---- Exercise input

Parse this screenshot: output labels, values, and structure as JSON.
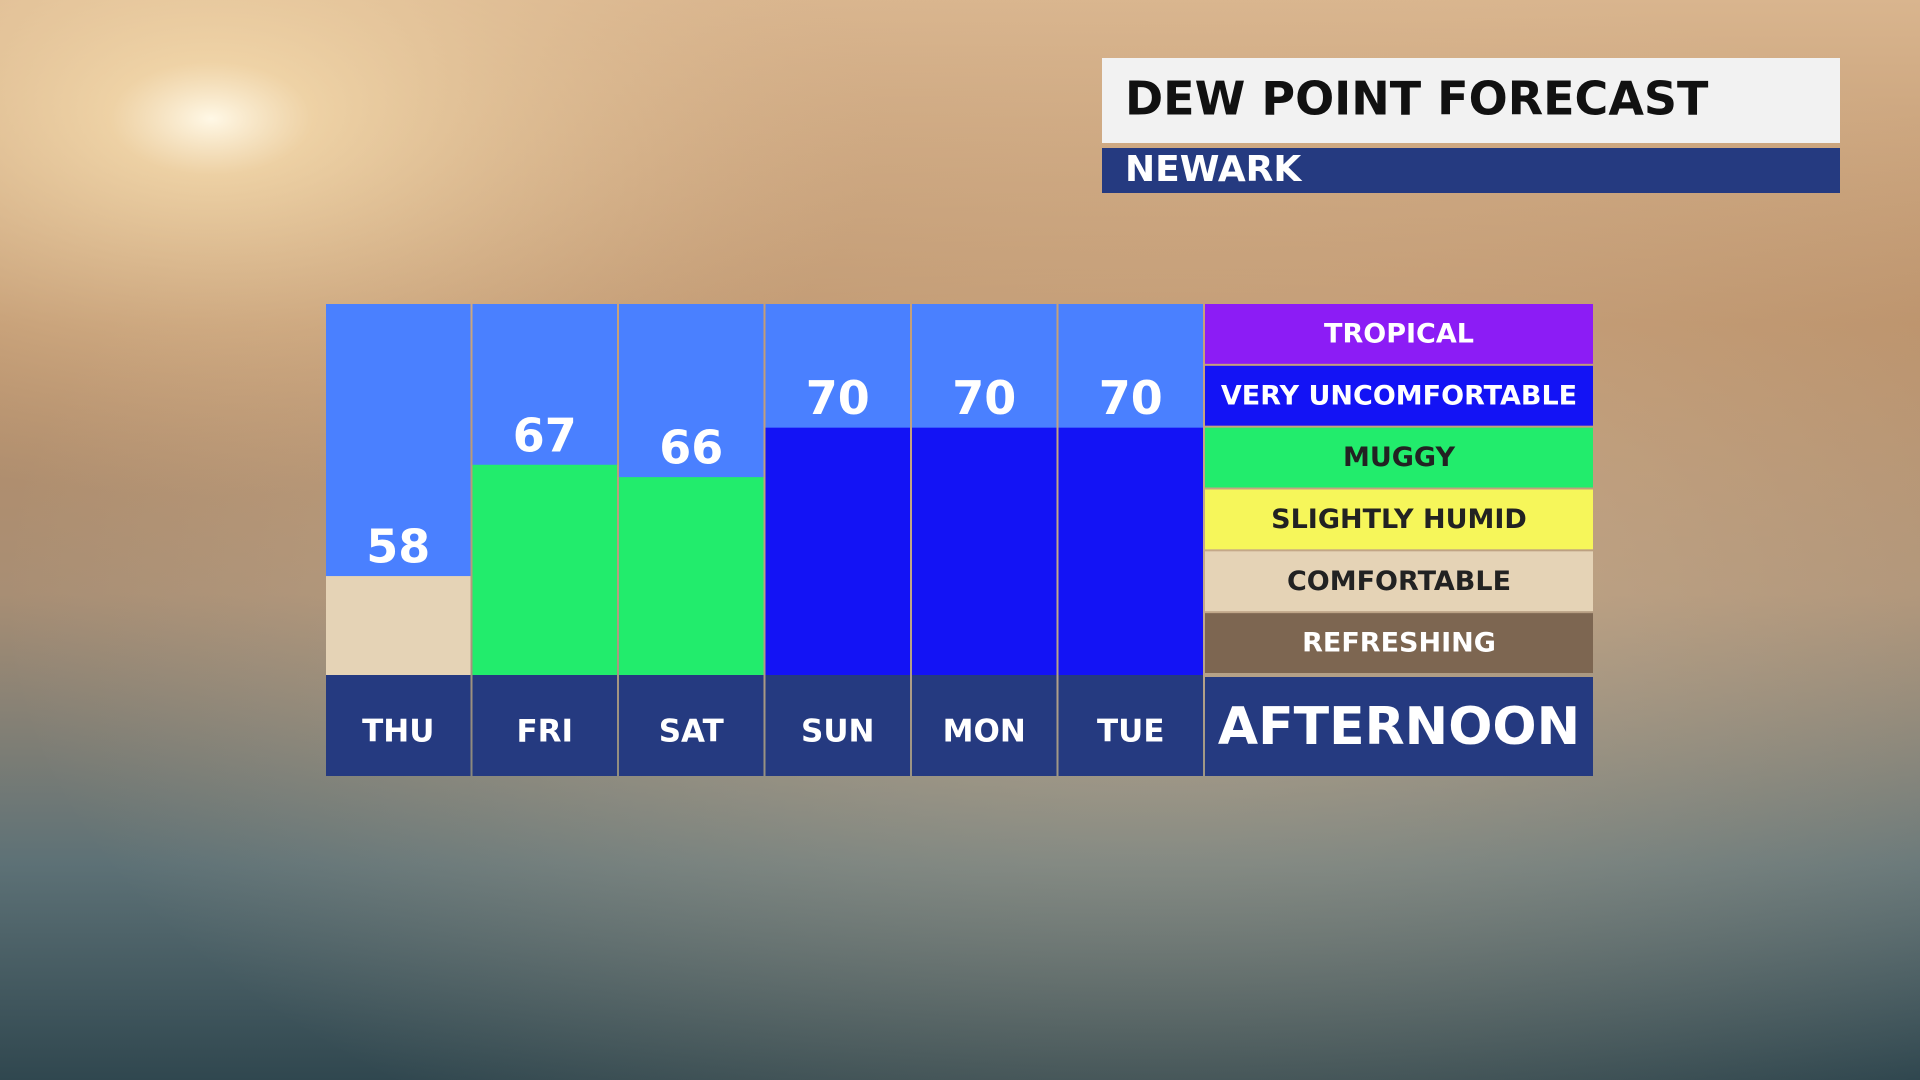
{
  "chart_data": {
    "type": "bar",
    "title": "DEW POINT FORECAST",
    "subtitle": "NEWARK",
    "categories": [
      "THU",
      "FRI",
      "SAT",
      "SUN",
      "MON",
      "TUE"
    ],
    "values": [
      58,
      67,
      66,
      70,
      70,
      70
    ],
    "colors": [
      "#e5d3b6",
      "#22ec6c",
      "#22ec6c",
      "#1313f5",
      "#1313f5",
      "#1313f5"
    ],
    "ylim": [
      50,
      80
    ],
    "legend": [
      {
        "name": "TROPICAL",
        "color": "#8c1cf5"
      },
      {
        "name": "VERY UNCOMFORTABLE",
        "color": "#1313f5"
      },
      {
        "name": "MUGGY",
        "color": "#22ec6c"
      },
      {
        "name": "SLIGHTLY HUMID",
        "color": "#f6f65a"
      },
      {
        "name": "COMFORTABLE",
        "color": "#e5d3b6"
      },
      {
        "name": "REFRESHING",
        "color": "#7d6651"
      }
    ],
    "period": "AFTERNOON"
  }
}
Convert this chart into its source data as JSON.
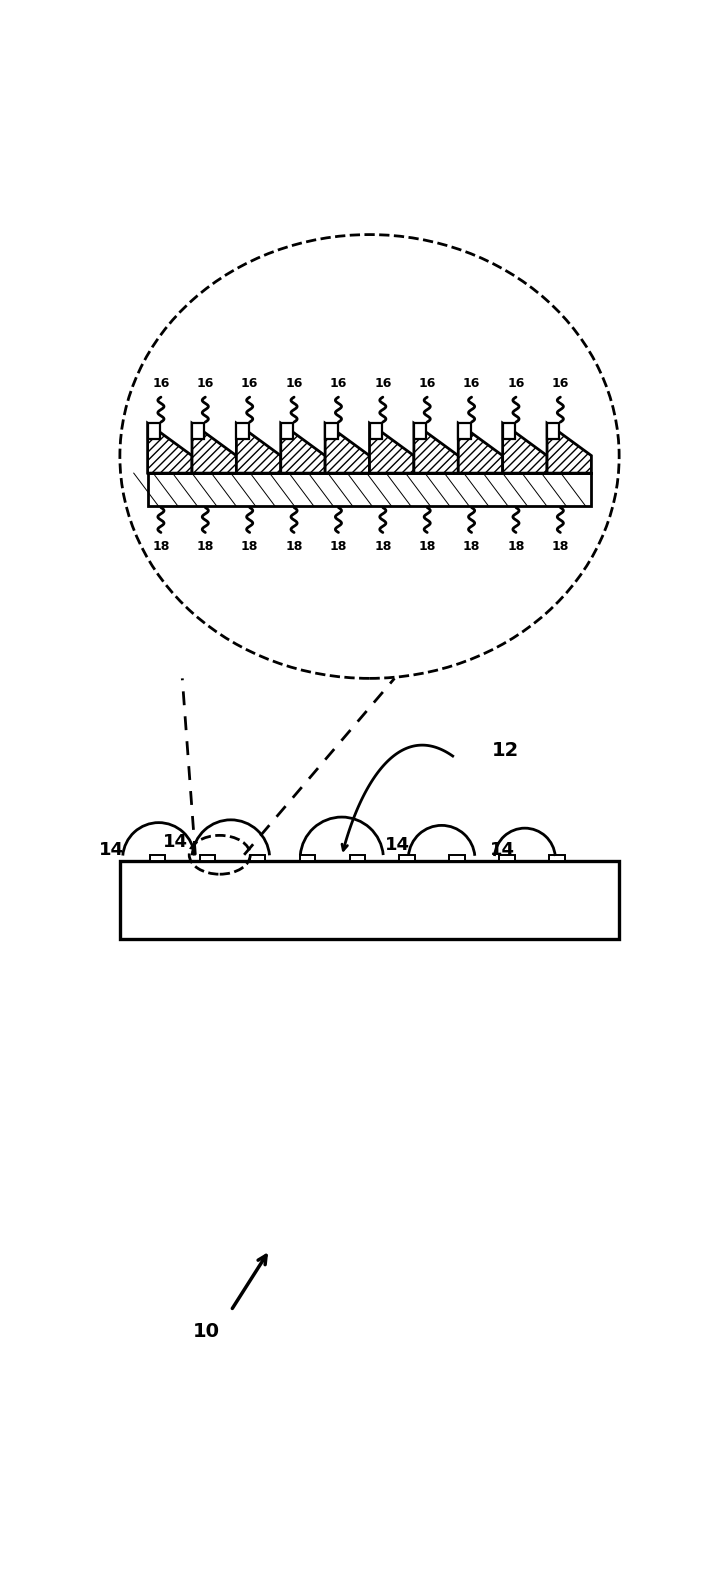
{
  "bg_color": "#ffffff",
  "line_color": "#000000",
  "fig_width": 7.21,
  "fig_height": 15.85,
  "dpi": 100,
  "n_grooves": 10,
  "groove_label": "16",
  "space_label": "18",
  "band_label": "12",
  "arc_label": "14",
  "figure_label": "10",
  "xlim": [
    0,
    10
  ],
  "ylim": [
    0,
    22
  ]
}
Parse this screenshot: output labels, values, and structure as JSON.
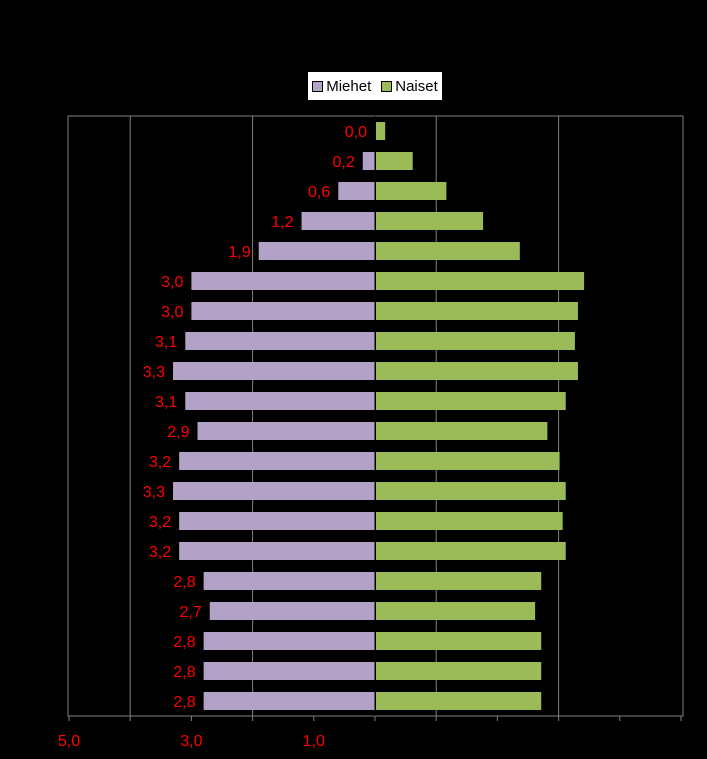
{
  "chart_data": {
    "type": "bar",
    "orientation": "horizontal",
    "layout": "population-pyramid",
    "series": [
      {
        "name": "Miehet",
        "color": "#b3a2c7",
        "side": "left",
        "values": [
          0.0,
          0.2,
          0.6,
          1.2,
          1.9,
          3.0,
          3.0,
          3.1,
          3.3,
          3.1,
          2.9,
          3.2,
          3.3,
          3.2,
          3.2,
          2.8,
          2.7,
          2.8,
          2.8,
          2.8
        ],
        "labels": [
          "0,0",
          "0,2",
          "0,6",
          "1,2",
          "1,9",
          "3,0",
          "3,0",
          "3,1",
          "3,3",
          "3,1",
          "2,9",
          "3,2",
          "3,3",
          "3,2",
          "3,2",
          "2,8",
          "2,7",
          "2,8",
          "2,8",
          "2,8"
        ]
      },
      {
        "name": "Naiset",
        "color": "#9bbb59",
        "side": "right",
        "values": [
          0.15,
          0.6,
          1.15,
          1.75,
          2.35,
          3.4,
          3.3,
          3.25,
          3.3,
          3.1,
          2.8,
          3.0,
          3.1,
          3.05,
          3.1,
          2.7,
          2.6,
          2.7,
          2.7,
          2.7
        ]
      }
    ],
    "x_tick_labels": [
      "5,0",
      "3,0",
      "1,0"
    ],
    "x_tick_values": [
      5.0,
      3.0,
      1.0
    ],
    "xlim": [
      -5,
      5
    ],
    "data_label_color": "#ff0000",
    "grid": "vertical",
    "legend_position": "top-center"
  }
}
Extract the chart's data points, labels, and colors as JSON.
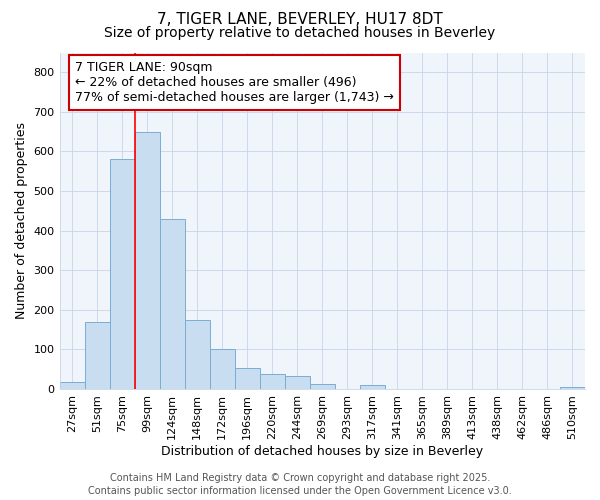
{
  "title_line1": "7, TIGER LANE, BEVERLEY, HU17 8DT",
  "title_line2": "Size of property relative to detached houses in Beverley",
  "xlabel": "Distribution of detached houses by size in Beverley",
  "ylabel": "Number of detached properties",
  "categories": [
    "27sqm",
    "51sqm",
    "75sqm",
    "99sqm",
    "124sqm",
    "148sqm",
    "172sqm",
    "196sqm",
    "220sqm",
    "244sqm",
    "269sqm",
    "293sqm",
    "317sqm",
    "341sqm",
    "365sqm",
    "389sqm",
    "413sqm",
    "438sqm",
    "462sqm",
    "486sqm",
    "510sqm"
  ],
  "values": [
    17,
    168,
    582,
    648,
    430,
    173,
    101,
    52,
    38,
    33,
    12,
    0,
    10,
    0,
    0,
    0,
    0,
    0,
    0,
    0,
    5
  ],
  "bar_color": "#c8ddf0",
  "bar_edge_color": "#7aadd4",
  "red_line_x": 2.5,
  "annotation_title": "7 TIGER LANE: 90sqm",
  "annotation_line2": "← 22% of detached houses are smaller (496)",
  "annotation_line3": "77% of semi-detached houses are larger (1,743) →",
  "annotation_box_color": "#ffffff",
  "annotation_box_edge_color": "#cc0000",
  "ylim": [
    0,
    850
  ],
  "yticks": [
    0,
    100,
    200,
    300,
    400,
    500,
    600,
    700,
    800
  ],
  "footer_line1": "Contains HM Land Registry data © Crown copyright and database right 2025.",
  "footer_line2": "Contains public sector information licensed under the Open Government Licence v3.0.",
  "bg_color": "#ffffff",
  "plot_bg_color": "#f0f4fb",
  "grid_color": "#c8d4e8",
  "title_fontsize": 11,
  "subtitle_fontsize": 10,
  "axis_label_fontsize": 9,
  "tick_fontsize": 8,
  "footer_fontsize": 7,
  "annotation_fontsize": 9
}
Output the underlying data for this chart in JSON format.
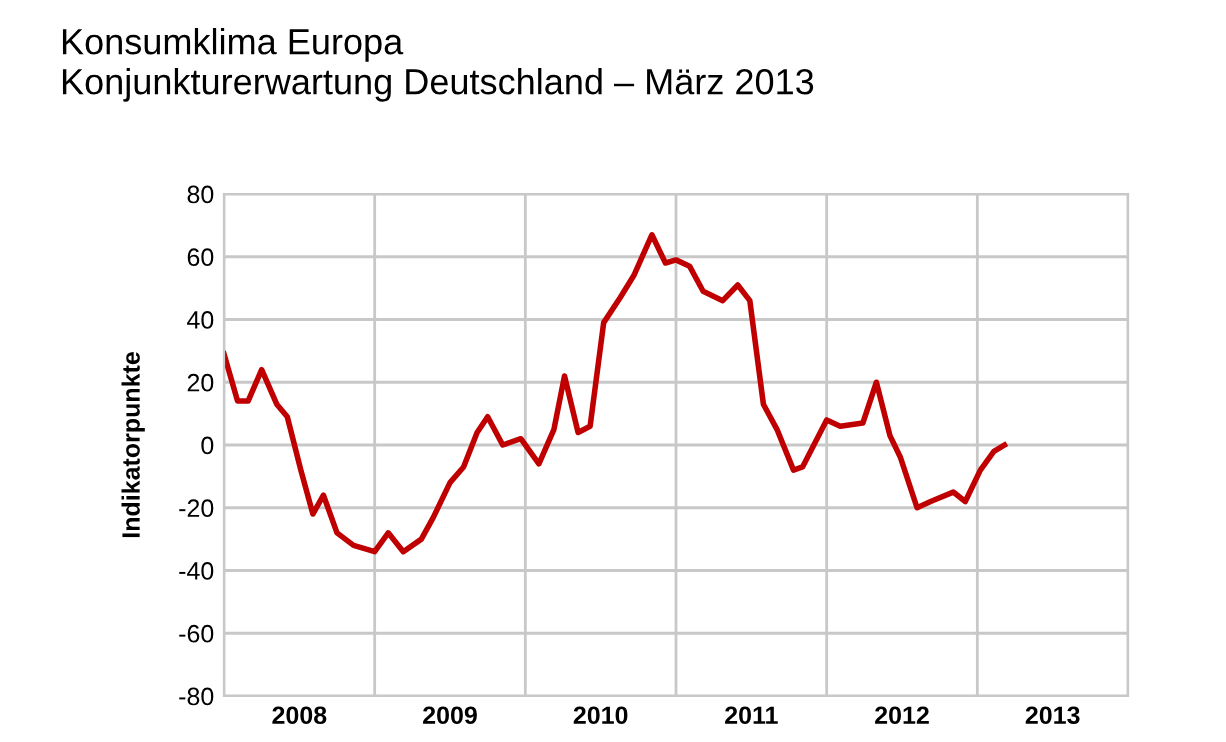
{
  "chart_data": {
    "type": "line",
    "title": "Konsumklima Europa",
    "subtitle": "Konjunkturerwartung Deutschland – März 2013",
    "ylabel": "Indikatorpunkte",
    "x": [
      2008.0,
      2008.09,
      2008.16,
      2008.25,
      2008.35,
      2008.42,
      2008.51,
      2008.59,
      2008.66,
      2008.75,
      2008.86,
      2009.0,
      2009.09,
      2009.19,
      2009.31,
      2009.39,
      2009.5,
      2009.59,
      2009.68,
      2009.75,
      2009.85,
      2009.97,
      2010.09,
      2010.19,
      2010.26,
      2010.35,
      2010.43,
      2010.52,
      2010.63,
      2010.72,
      2010.84,
      2010.93,
      2011.0,
      2011.09,
      2011.18,
      2011.31,
      2011.41,
      2011.49,
      2011.58,
      2011.67,
      2011.78,
      2011.84,
      2012.0,
      2012.09,
      2012.24,
      2012.33,
      2012.42,
      2012.49,
      2012.6,
      2012.69,
      2012.84,
      2012.92,
      2013.02,
      2013.11,
      2013.18
    ],
    "series": [
      {
        "color": "#c00000",
        "values": [
          29,
          14,
          14,
          24,
          13,
          9,
          -8,
          -22,
          -16,
          -28,
          -32,
          -34,
          -28,
          -34,
          -30,
          -23,
          -12,
          -7,
          4,
          9,
          0,
          2,
          -6,
          5,
          22,
          4,
          6,
          39,
          47,
          54,
          67,
          58,
          59,
          57,
          49,
          46,
          51,
          46,
          13,
          5,
          -8,
          -7,
          8,
          6,
          7,
          20,
          3,
          -4,
          -20,
          -18,
          -15,
          -18,
          -8,
          -2,
          0
        ]
      }
    ],
    "xlim": [
      2008,
      2014
    ],
    "xticks": [
      {
        "value": 2008,
        "label": null
      },
      {
        "value": 2008.5,
        "label": "2008"
      },
      {
        "value": 2009,
        "label": null
      },
      {
        "value": 2009.5,
        "label": "2009"
      },
      {
        "value": 2010,
        "label": null
      },
      {
        "value": 2010.5,
        "label": "2010"
      },
      {
        "value": 2011,
        "label": null
      },
      {
        "value": 2011.5,
        "label": "2011"
      },
      {
        "value": 2012,
        "label": null
      },
      {
        "value": 2012.5,
        "label": "2012"
      },
      {
        "value": 2013,
        "label": null
      },
      {
        "value": 2013.5,
        "label": "2013"
      },
      {
        "value": 2014,
        "label": null
      }
    ],
    "ylim": [
      -80,
      80
    ],
    "yticks": [
      -80,
      -60,
      -40,
      -20,
      0,
      20,
      40,
      60,
      80
    ],
    "grid": true,
    "legend": false,
    "marker": "none",
    "line_style": "solid"
  }
}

--------

Problem statement: Work through the records line by line and tally those with the word "ylabel". Report only the total.

Exercise answer: 2